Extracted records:
========
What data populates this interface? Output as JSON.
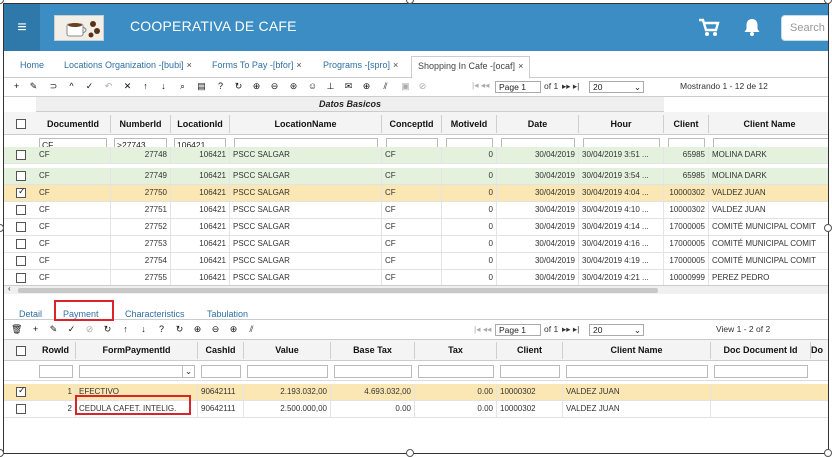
{
  "app": {
    "title": "COOPERATIVA DE CAFE",
    "search_placeholder": "Search"
  },
  "tabs": [
    {
      "label": "Home"
    },
    {
      "label": "Locations Organization -[bubi]"
    },
    {
      "label": "Forms To Pay -[bfor]"
    },
    {
      "label": "Programs -[spro]"
    },
    {
      "label": "Shopping In Cafe -[ocaf]"
    }
  ],
  "top_pager": {
    "page_label": "Page 1",
    "of_label": "of 1",
    "page_size": "20",
    "summary": "Mostrando 1 - 12 de 12"
  },
  "top_grid": {
    "group_header": "Datos Basicos",
    "columns": [
      "DocumentId",
      "NumberId",
      "LocationId",
      "LocationName",
      "ConceptId",
      "MotiveId",
      "Date",
      "Hour",
      "Client",
      "Client Name"
    ],
    "filters": {
      "document_id": "CF",
      "number_id": ">27743",
      "location_id": "106421"
    },
    "rows": [
      {
        "doc": "CF",
        "num": "27748",
        "loc": "106421",
        "name": "PSCC SALGAR",
        "concept": "CF",
        "motive": "0",
        "date": "30/04/2019",
        "hour": "30/04/2019 3:51 ...",
        "client": "65985",
        "client_name": "MOLINA DARK",
        "checked": false
      },
      {
        "doc": "CF",
        "num": "27749",
        "loc": "106421",
        "name": "PSCC SALGAR",
        "concept": "CF",
        "motive": "0",
        "date": "30/04/2019",
        "hour": "30/04/2019 3:54 ...",
        "client": "65985",
        "client_name": "MOLINA DARK",
        "checked": false
      },
      {
        "doc": "CF",
        "num": "27750",
        "loc": "106421",
        "name": "PSCC SALGAR",
        "concept": "CF",
        "motive": "0",
        "date": "30/04/2019",
        "hour": "30/04/2019 4:04 ...",
        "client": "10000302",
        "client_name": "VALDEZ JUAN",
        "checked": true
      },
      {
        "doc": "CF",
        "num": "27751",
        "loc": "106421",
        "name": "PSCC SALGAR",
        "concept": "CF",
        "motive": "0",
        "date": "30/04/2019",
        "hour": "30/04/2019 4:10 ...",
        "client": "10000302",
        "client_name": "VALDEZ JUAN",
        "checked": false
      },
      {
        "doc": "CF",
        "num": "27752",
        "loc": "106421",
        "name": "PSCC SALGAR",
        "concept": "CF",
        "motive": "0",
        "date": "30/04/2019",
        "hour": "30/04/2019 4:14 ...",
        "client": "17000005",
        "client_name": "COMITÉ MUNICIPAL COMIT",
        "checked": false
      },
      {
        "doc": "CF",
        "num": "27753",
        "loc": "106421",
        "name": "PSCC SALGAR",
        "concept": "CF",
        "motive": "0",
        "date": "30/04/2019",
        "hour": "30/04/2019 4:16 ...",
        "client": "17000005",
        "client_name": "COMITÉ MUNICIPAL COMIT",
        "checked": false
      },
      {
        "doc": "CF",
        "num": "27754",
        "loc": "106421",
        "name": "PSCC SALGAR",
        "concept": "CF",
        "motive": "0",
        "date": "30/04/2019",
        "hour": "30/04/2019 4:19 ...",
        "client": "17000005",
        "client_name": "COMITÉ MUNICIPAL COMIT",
        "checked": false
      },
      {
        "doc": "CF",
        "num": "27755",
        "loc": "106421",
        "name": "PSCC SALGAR",
        "concept": "CF",
        "motive": "0",
        "date": "30/04/2019",
        "hour": "30/04/2019 4:21 ...",
        "client": "10000999",
        "client_name": "PEREZ PEDRO",
        "checked": false
      }
    ]
  },
  "subtabs": [
    {
      "label": "Detail"
    },
    {
      "label": "Payment"
    },
    {
      "label": "Characteristics"
    },
    {
      "label": "Tabulation"
    }
  ],
  "bottom_pager": {
    "page_label": "Page 1",
    "of_label": "of 1",
    "page_size": "20",
    "summary": "View 1 - 2 of 2"
  },
  "bottom_grid": {
    "columns": [
      "RowId",
      "FormPaymentId",
      "CashId",
      "Value",
      "Base Tax",
      "Tax",
      "Client",
      "Client Name",
      "Doc Document Id",
      "Do"
    ],
    "rows": [
      {
        "row_id": "1",
        "form": "EFECTIVO",
        "cash": "90642111",
        "value": "2.193.032,00",
        "base": "4.693.032,00",
        "tax": "0.00",
        "client": "10000302",
        "client_name": "VALDEZ JUAN",
        "checked": true
      },
      {
        "row_id": "2",
        "form": "CEDULA CAFET. INTELIG.",
        "cash": "90642111",
        "value": "2.500.000,00",
        "base": "0.00",
        "tax": "0.00",
        "client": "10000302",
        "client_name": "VALDEZ JUAN",
        "checked": false
      }
    ]
  },
  "colors": {
    "topbar": "#3b8dc4",
    "selected_row": "#fbe7b3",
    "green_row": "#e3f1dd",
    "highlight": "#d9252a"
  }
}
========
# [Problem description]
Each entry shown above must be quoted exactly, with its pictures left out.

# [Exercise output]
What data populates this interface? Output as JSON.
{
  "app": {
    "title": "COOPERATIVA DE CAFE",
    "search_placeholder": "Search"
  },
  "tabs": [
    {
      "label": "Home"
    },
    {
      "label": "Locations Organization -[bubi]"
    },
    {
      "label": "Forms To Pay -[bfor]"
    },
    {
      "label": "Programs -[spro]"
    },
    {
      "label": "Shopping In Cafe -[ocaf]"
    }
  ],
  "top_pager": {
    "page_label": "Page 1",
    "of_label": "of 1",
    "page_size": "20",
    "summary": "Mostrando 1 - 12 de 12"
  },
  "top_grid": {
    "group_header": "Datos Basicos",
    "columns": [
      "DocumentId",
      "NumberId",
      "LocationId",
      "LocationName",
      "ConceptId",
      "MotiveId",
      "Date",
      "Hour",
      "Client",
      "Client Name"
    ],
    "filters": {
      "document_id": "CF",
      "number_id": ">27743",
      "location_id": "106421"
    },
    "rows": [
      {
        "doc": "CF",
        "num": "27748",
        "loc": "106421",
        "name": "PSCC SALGAR",
        "concept": "CF",
        "motive": "0",
        "date": "30/04/2019",
        "hour": "30/04/2019 3:51 ...",
        "client": "65985",
        "client_name": "MOLINA DARK",
        "checked": false
      },
      {
        "doc": "CF",
        "num": "27749",
        "loc": "106421",
        "name": "PSCC SALGAR",
        "concept": "CF",
        "motive": "0",
        "date": "30/04/2019",
        "hour": "30/04/2019 3:54 ...",
        "client": "65985",
        "client_name": "MOLINA DARK",
        "checked": false
      },
      {
        "doc": "CF",
        "num": "27750",
        "loc": "106421",
        "name": "PSCC SALGAR",
        "concept": "CF",
        "motive": "0",
        "date": "30/04/2019",
        "hour": "30/04/2019 4:04 ...",
        "client": "10000302",
        "client_name": "VALDEZ JUAN",
        "checked": true
      },
      {
        "doc": "CF",
        "num": "27751",
        "loc": "106421",
        "name": "PSCC SALGAR",
        "concept": "CF",
        "motive": "0",
        "date": "30/04/2019",
        "hour": "30/04/2019 4:10 ...",
        "client": "10000302",
        "client_name": "VALDEZ JUAN",
        "checked": false
      },
      {
        "doc": "CF",
        "num": "27752",
        "loc": "106421",
        "name": "PSCC SALGAR",
        "concept": "CF",
        "motive": "0",
        "date": "30/04/2019",
        "hour": "30/04/2019 4:14 ...",
        "client": "17000005",
        "client_name": "COMITÉ MUNICIPAL COMIT",
        "checked": false
      },
      {
        "doc": "CF",
        "num": "27753",
        "loc": "106421",
        "name": "PSCC SALGAR",
        "concept": "CF",
        "motive": "0",
        "date": "30/04/2019",
        "hour": "30/04/2019 4:16 ...",
        "client": "17000005",
        "client_name": "COMITÉ MUNICIPAL COMIT",
        "checked": false
      },
      {
        "doc": "CF",
        "num": "27754",
        "loc": "106421",
        "name": "PSCC SALGAR",
        "concept": "CF",
        "motive": "0",
        "date": "30/04/2019",
        "hour": "30/04/2019 4:19 ...",
        "client": "17000005",
        "client_name": "COMITÉ MUNICIPAL COMIT",
        "checked": false
      },
      {
        "doc": "CF",
        "num": "27755",
        "loc": "106421",
        "name": "PSCC SALGAR",
        "concept": "CF",
        "motive": "0",
        "date": "30/04/2019",
        "hour": "30/04/2019 4:21 ...",
        "client": "10000999",
        "client_name": "PEREZ PEDRO",
        "checked": false
      }
    ]
  },
  "subtabs": [
    {
      "label": "Detail"
    },
    {
      "label": "Payment"
    },
    {
      "label": "Characteristics"
    },
    {
      "label": "Tabulation"
    }
  ],
  "bottom_pager": {
    "page_label": "Page 1",
    "of_label": "of 1",
    "page_size": "20",
    "summary": "View 1 - 2 of 2"
  },
  "bottom_grid": {
    "columns": [
      "RowId",
      "FormPaymentId",
      "CashId",
      "Value",
      "Base Tax",
      "Tax",
      "Client",
      "Client Name",
      "Doc Document Id",
      "Do"
    ],
    "rows": [
      {
        "row_id": "1",
        "form": "EFECTIVO",
        "cash": "90642111",
        "value": "2.193.032,00",
        "base": "4.693.032,00",
        "tax": "0.00",
        "client": "10000302",
        "client_name": "VALDEZ JUAN",
        "checked": true
      },
      {
        "row_id": "2",
        "form": "CEDULA CAFET. INTELIG.",
        "cash": "90642111",
        "value": "2.500.000,00",
        "base": "0.00",
        "tax": "0.00",
        "client": "10000302",
        "client_name": "VALDEZ JUAN",
        "checked": false
      }
    ]
  },
  "colors": {
    "topbar": "#3b8dc4",
    "selected_row": "#fbe7b3",
    "green_row": "#e3f1dd",
    "highlight": "#d9252a"
  }
}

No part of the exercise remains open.